** START OF Material for this task **
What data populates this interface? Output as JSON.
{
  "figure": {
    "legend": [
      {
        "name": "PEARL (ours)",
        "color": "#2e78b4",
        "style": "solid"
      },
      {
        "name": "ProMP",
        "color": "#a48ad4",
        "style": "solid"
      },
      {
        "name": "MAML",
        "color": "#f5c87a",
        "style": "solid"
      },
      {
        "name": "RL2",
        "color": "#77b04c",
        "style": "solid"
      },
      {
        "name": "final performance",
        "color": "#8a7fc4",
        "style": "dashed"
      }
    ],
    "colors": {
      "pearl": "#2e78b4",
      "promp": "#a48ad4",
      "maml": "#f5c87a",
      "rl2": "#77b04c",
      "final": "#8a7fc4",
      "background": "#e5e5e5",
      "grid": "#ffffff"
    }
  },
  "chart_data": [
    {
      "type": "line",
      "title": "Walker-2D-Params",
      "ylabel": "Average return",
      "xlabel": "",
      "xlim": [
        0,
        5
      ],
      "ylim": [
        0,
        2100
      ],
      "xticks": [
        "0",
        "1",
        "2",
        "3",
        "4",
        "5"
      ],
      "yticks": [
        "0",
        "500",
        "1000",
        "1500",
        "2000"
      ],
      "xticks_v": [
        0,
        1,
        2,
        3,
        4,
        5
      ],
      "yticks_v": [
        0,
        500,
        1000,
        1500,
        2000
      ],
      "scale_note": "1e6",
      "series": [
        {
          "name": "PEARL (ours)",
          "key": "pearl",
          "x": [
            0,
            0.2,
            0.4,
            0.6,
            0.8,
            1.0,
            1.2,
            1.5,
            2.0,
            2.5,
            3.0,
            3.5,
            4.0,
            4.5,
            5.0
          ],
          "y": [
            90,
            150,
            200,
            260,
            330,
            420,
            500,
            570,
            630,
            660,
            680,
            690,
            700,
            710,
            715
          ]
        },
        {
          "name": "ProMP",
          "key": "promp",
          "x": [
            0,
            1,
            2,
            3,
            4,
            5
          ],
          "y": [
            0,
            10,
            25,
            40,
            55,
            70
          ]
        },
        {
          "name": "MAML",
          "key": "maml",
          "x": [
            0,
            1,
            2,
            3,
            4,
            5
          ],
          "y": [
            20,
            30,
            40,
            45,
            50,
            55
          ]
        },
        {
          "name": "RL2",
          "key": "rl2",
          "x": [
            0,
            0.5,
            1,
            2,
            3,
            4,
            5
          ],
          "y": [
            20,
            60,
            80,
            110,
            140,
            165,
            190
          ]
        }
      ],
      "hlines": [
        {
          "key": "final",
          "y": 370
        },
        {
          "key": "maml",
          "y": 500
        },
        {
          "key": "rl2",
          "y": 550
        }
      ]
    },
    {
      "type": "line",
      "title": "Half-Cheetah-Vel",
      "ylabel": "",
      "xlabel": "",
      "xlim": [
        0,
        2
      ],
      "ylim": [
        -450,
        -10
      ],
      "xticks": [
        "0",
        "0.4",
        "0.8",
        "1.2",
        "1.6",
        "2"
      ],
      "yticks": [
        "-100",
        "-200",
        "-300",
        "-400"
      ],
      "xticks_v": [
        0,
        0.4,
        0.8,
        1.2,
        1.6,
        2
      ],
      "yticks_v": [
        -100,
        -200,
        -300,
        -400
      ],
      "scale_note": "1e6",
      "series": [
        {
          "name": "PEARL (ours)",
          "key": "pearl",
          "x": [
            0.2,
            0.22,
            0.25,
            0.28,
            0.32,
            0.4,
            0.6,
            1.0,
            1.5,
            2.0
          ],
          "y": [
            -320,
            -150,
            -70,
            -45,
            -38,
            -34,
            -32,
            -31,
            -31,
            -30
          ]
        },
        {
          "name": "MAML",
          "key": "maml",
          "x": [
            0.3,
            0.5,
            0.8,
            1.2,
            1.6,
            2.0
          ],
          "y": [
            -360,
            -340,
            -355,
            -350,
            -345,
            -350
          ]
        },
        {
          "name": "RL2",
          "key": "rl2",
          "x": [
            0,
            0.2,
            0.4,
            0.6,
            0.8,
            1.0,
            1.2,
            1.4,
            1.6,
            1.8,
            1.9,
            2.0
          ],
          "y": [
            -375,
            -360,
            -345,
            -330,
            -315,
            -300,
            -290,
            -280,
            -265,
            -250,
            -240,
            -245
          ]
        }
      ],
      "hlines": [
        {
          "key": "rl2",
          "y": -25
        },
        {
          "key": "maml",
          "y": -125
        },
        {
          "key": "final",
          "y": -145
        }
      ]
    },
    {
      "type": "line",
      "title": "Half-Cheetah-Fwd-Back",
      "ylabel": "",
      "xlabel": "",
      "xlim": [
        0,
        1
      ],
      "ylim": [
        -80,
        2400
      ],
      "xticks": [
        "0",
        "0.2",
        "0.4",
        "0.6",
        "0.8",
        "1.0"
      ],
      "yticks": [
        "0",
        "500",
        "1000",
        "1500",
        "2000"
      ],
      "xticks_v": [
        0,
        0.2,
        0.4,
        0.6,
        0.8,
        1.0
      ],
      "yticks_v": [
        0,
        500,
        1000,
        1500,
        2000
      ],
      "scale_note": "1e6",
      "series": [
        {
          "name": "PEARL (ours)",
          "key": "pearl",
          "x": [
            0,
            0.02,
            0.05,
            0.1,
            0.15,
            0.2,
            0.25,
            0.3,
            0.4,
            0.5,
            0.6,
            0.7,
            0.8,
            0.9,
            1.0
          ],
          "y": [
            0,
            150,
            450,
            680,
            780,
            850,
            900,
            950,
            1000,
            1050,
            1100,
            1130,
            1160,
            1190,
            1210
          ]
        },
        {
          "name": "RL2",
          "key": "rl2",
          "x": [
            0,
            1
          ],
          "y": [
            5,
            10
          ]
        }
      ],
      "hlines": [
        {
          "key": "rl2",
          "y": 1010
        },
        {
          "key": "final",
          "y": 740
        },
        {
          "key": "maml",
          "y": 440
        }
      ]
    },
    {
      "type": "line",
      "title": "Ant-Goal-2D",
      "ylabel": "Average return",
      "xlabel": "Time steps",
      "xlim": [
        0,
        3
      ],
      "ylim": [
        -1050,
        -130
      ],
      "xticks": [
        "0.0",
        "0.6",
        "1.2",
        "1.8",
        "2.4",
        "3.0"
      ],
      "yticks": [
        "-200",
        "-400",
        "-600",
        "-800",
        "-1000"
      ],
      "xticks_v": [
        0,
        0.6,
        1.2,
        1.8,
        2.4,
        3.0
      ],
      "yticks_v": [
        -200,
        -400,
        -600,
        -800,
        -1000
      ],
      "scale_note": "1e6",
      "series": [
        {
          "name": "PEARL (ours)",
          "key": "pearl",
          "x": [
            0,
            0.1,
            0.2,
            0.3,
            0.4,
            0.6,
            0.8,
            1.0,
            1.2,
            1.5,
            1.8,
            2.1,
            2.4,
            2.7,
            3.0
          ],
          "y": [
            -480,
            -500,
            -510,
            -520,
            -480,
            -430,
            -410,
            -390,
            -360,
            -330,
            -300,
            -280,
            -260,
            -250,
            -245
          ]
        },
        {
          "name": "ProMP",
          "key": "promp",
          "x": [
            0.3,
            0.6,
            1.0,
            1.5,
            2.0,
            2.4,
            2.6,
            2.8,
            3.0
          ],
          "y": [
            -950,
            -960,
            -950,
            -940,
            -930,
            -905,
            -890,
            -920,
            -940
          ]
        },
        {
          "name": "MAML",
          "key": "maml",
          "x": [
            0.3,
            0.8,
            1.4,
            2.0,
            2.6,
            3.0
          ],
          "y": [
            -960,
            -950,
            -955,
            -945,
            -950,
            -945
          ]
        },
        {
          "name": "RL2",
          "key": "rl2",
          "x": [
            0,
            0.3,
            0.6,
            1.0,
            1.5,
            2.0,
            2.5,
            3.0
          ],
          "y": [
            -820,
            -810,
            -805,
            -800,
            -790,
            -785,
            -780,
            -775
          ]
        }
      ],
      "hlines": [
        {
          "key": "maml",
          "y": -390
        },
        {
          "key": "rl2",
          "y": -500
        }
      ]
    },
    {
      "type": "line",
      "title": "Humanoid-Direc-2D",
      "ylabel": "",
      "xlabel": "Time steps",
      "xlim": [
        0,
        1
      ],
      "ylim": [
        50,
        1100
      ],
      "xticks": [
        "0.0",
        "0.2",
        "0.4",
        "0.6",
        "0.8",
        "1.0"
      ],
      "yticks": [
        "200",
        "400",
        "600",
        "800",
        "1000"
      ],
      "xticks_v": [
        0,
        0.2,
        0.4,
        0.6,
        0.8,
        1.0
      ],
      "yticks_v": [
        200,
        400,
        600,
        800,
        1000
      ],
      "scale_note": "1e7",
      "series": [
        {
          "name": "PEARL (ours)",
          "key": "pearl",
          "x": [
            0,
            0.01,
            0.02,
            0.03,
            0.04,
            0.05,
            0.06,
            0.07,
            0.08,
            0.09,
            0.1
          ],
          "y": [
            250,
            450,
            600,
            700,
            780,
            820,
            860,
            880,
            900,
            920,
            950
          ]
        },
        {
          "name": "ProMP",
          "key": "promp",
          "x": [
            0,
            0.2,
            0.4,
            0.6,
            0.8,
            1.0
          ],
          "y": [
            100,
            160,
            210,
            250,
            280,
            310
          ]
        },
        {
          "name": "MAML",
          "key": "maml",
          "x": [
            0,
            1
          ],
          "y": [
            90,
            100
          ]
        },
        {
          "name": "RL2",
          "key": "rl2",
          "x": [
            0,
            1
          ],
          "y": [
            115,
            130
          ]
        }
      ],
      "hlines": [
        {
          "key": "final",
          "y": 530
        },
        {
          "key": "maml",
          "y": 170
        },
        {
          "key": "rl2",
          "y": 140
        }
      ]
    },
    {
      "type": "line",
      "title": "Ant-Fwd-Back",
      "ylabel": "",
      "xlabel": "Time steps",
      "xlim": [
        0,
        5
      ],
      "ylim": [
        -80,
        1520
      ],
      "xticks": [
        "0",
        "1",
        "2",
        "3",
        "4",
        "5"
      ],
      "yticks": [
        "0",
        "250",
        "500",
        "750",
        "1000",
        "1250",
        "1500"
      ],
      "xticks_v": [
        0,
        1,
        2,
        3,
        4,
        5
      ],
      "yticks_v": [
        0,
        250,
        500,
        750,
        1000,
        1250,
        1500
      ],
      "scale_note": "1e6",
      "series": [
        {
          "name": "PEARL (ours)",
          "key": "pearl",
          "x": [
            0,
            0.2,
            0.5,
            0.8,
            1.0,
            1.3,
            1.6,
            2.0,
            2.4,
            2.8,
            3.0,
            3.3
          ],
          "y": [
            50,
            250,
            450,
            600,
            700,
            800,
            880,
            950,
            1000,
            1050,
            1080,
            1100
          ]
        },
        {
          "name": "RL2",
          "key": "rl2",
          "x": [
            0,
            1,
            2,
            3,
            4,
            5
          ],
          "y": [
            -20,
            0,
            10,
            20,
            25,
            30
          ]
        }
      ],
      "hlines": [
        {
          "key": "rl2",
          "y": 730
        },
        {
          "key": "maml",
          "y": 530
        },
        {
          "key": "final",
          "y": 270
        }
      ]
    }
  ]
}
** END OF Material for this task **
Determine how many lines of the data contain the word "Cheetah", and reply with that number only.

2